------ Records provided ------
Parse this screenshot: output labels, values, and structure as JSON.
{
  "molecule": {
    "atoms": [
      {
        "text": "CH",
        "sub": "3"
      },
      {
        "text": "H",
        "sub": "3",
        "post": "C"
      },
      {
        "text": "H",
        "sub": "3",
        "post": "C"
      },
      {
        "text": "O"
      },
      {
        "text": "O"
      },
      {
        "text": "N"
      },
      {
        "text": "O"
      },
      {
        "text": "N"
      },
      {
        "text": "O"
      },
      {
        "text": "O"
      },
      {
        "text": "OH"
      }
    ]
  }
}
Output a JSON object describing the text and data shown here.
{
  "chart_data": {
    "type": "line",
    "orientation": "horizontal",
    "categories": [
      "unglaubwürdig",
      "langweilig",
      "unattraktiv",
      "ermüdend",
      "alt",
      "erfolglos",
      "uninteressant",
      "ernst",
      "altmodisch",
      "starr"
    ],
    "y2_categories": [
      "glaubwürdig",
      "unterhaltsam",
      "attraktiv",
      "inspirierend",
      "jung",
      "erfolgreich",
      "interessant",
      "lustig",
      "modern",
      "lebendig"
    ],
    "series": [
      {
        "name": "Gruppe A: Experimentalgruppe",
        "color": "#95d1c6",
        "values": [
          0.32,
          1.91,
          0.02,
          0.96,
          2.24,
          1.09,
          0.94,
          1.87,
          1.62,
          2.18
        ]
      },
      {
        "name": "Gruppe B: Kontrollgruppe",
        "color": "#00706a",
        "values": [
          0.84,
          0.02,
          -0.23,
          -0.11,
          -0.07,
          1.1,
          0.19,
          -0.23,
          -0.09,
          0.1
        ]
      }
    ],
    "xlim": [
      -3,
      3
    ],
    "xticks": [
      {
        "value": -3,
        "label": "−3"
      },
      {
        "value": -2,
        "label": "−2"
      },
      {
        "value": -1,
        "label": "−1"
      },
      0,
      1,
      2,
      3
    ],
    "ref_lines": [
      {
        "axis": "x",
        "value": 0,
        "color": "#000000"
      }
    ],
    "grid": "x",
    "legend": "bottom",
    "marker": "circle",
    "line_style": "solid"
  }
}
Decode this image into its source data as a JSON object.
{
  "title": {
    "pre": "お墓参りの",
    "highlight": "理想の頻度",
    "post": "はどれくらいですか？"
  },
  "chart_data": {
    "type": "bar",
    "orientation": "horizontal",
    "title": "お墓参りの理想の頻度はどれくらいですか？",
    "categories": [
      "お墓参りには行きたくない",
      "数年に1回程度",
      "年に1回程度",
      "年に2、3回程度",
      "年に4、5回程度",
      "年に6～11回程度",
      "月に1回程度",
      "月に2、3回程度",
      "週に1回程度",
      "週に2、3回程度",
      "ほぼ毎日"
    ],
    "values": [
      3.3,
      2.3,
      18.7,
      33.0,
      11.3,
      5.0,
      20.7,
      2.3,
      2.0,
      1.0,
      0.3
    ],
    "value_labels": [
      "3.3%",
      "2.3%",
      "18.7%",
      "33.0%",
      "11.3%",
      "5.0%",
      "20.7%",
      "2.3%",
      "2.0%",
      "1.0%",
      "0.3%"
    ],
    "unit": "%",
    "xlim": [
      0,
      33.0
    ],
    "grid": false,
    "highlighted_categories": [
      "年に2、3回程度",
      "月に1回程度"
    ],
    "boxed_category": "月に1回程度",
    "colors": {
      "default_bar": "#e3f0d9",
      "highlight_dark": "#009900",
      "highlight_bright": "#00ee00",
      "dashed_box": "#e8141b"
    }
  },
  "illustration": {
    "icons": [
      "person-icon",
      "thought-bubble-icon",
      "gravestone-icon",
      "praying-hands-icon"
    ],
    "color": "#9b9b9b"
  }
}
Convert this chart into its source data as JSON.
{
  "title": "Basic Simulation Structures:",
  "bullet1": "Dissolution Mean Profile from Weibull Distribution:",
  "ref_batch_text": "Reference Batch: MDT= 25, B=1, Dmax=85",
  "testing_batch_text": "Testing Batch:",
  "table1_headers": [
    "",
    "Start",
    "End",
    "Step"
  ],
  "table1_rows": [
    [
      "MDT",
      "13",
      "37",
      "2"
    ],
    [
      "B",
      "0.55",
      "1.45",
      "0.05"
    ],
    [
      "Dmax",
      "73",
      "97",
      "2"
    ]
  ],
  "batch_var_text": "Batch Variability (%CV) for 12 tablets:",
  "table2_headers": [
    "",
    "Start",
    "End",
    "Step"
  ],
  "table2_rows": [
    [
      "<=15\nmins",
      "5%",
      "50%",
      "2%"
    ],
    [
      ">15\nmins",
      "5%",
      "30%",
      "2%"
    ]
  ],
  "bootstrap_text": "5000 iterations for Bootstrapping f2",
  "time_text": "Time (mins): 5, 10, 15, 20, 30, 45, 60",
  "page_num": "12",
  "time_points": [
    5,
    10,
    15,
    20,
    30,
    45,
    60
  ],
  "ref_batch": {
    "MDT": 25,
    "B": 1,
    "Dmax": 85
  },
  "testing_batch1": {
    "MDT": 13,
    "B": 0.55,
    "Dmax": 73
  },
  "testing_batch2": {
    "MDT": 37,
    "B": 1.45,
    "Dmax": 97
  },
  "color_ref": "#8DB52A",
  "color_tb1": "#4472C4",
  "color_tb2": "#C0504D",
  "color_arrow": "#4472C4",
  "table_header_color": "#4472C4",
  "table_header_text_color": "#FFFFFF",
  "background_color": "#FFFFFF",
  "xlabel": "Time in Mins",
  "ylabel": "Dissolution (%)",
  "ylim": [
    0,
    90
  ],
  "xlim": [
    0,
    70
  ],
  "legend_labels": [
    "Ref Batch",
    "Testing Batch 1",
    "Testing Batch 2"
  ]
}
------
» What is expected:
Report how many lines in these entries contain "Dissolution". Answer with the number only.

» Result of this task:
2